»»

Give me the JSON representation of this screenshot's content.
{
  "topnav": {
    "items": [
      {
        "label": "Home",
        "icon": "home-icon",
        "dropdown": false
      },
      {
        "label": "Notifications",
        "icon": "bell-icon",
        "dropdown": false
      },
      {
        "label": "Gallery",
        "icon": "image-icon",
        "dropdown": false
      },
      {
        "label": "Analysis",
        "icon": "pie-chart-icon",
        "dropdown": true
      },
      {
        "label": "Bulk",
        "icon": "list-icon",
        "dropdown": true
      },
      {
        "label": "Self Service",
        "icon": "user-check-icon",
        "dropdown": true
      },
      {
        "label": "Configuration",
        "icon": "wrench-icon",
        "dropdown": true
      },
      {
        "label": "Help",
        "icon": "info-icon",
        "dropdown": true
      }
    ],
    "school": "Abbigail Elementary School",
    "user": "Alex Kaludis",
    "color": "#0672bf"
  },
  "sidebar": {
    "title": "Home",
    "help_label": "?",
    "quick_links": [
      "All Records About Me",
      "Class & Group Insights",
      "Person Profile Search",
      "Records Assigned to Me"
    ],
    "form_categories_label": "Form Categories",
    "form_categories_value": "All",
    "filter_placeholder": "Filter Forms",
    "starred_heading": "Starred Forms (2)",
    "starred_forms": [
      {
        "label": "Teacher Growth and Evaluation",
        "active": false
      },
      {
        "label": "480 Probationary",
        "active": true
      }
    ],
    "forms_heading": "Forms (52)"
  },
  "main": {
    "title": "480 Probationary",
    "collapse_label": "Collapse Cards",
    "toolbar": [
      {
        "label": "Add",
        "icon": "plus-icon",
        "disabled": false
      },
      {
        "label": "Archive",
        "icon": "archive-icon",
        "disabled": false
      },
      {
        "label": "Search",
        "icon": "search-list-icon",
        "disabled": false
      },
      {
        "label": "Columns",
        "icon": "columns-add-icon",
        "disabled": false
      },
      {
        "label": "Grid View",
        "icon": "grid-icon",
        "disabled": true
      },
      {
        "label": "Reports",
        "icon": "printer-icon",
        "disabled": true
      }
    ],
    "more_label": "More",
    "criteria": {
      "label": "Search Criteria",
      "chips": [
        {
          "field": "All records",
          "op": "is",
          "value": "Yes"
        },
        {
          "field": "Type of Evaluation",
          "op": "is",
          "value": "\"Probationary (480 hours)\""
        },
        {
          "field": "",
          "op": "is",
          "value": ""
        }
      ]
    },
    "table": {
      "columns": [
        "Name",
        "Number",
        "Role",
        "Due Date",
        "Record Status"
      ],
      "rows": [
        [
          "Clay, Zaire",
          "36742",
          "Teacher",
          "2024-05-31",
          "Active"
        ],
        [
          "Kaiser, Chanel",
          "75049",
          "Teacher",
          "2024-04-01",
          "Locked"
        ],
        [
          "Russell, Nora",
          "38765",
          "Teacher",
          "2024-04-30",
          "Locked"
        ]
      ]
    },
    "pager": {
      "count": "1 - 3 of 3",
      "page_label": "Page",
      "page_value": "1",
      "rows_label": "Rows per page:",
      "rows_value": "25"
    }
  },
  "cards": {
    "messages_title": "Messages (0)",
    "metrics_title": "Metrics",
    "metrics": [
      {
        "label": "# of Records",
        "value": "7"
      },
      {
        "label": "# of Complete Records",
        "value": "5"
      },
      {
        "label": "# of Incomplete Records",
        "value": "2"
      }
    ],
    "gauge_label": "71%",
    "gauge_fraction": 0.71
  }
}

««
»»

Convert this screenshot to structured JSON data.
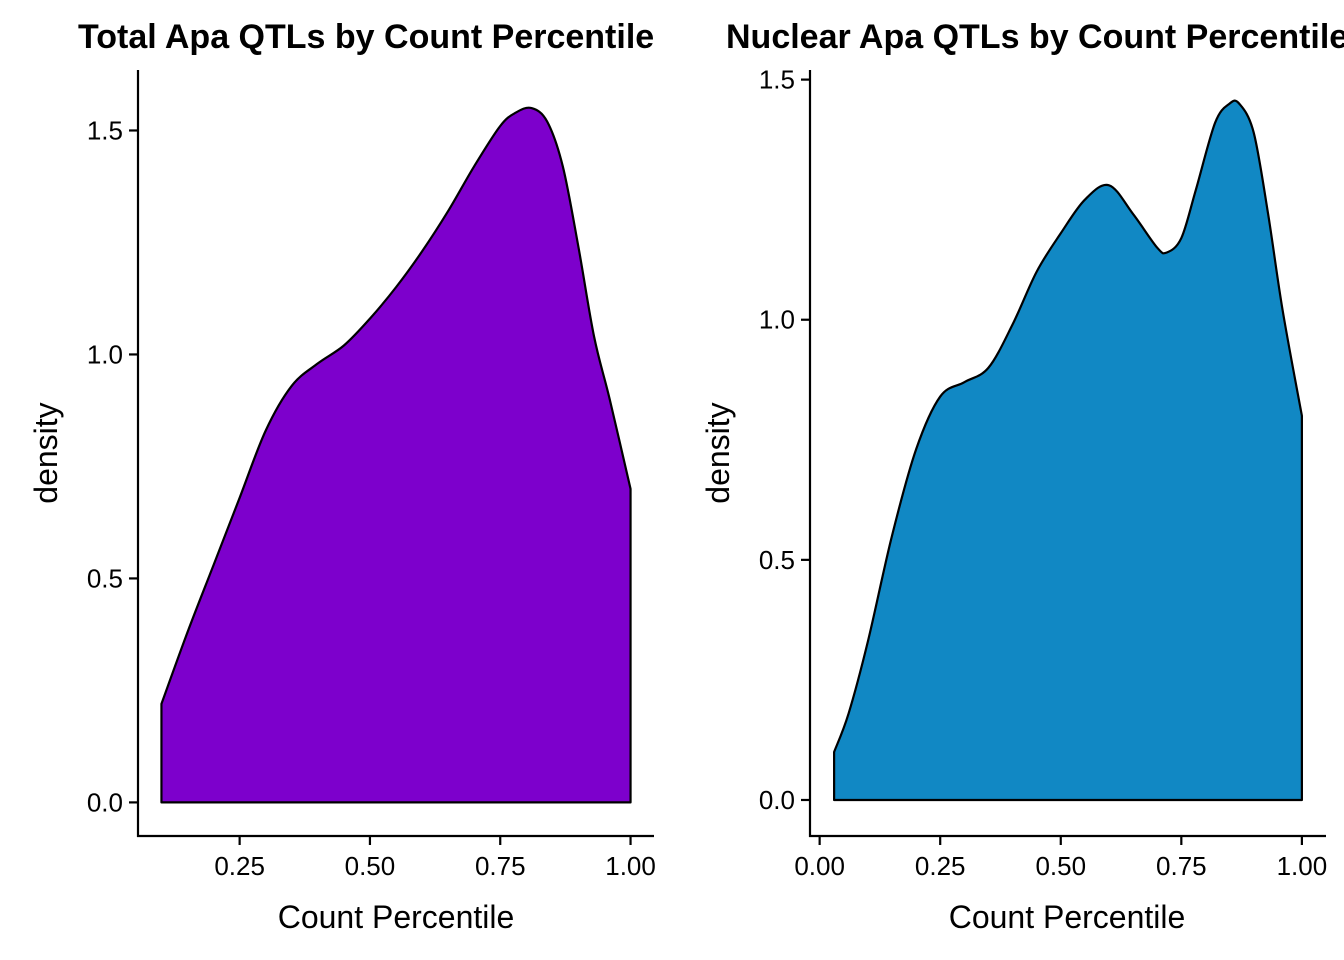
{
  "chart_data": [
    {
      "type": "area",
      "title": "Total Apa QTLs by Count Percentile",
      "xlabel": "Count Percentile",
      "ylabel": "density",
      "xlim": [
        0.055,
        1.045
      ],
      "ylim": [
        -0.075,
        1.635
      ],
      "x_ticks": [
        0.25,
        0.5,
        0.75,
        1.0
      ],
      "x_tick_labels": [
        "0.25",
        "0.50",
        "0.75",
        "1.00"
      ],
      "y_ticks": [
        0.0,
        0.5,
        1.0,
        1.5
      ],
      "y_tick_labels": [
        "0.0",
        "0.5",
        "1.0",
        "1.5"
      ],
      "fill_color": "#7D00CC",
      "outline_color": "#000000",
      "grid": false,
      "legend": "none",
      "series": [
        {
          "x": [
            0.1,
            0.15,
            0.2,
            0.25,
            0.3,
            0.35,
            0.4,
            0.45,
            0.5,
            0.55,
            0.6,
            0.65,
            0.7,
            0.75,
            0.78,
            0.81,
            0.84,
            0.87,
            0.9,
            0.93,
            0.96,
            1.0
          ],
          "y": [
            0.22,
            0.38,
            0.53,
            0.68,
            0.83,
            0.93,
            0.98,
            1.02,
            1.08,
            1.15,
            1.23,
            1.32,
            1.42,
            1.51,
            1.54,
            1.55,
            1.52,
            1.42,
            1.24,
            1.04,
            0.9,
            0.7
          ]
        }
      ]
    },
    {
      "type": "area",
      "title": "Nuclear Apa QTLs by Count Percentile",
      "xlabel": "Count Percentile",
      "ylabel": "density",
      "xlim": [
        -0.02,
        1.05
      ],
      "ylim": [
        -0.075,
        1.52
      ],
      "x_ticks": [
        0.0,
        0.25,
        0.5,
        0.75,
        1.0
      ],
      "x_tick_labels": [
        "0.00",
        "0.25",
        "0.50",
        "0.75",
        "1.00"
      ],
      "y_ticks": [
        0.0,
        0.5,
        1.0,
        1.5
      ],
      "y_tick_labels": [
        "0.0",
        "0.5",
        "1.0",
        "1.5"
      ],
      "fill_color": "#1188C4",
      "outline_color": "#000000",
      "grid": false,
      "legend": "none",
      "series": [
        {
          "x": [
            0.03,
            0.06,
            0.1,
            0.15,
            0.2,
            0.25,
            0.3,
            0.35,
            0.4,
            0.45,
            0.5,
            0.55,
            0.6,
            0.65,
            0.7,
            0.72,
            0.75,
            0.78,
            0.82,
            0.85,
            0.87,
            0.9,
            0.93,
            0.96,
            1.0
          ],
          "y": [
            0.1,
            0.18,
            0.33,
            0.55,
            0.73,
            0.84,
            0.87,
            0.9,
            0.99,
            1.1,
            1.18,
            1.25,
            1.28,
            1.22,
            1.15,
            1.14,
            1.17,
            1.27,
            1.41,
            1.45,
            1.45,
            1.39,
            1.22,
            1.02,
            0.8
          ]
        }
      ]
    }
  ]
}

««

* _DO THIS_
In the records above, find each line holding "Evaluation" and copy it.

* _OUTPUT FOR THIS TASK_
        "label": "Teacher Growth and Evaluation",
          "field": "Type of Evaluation",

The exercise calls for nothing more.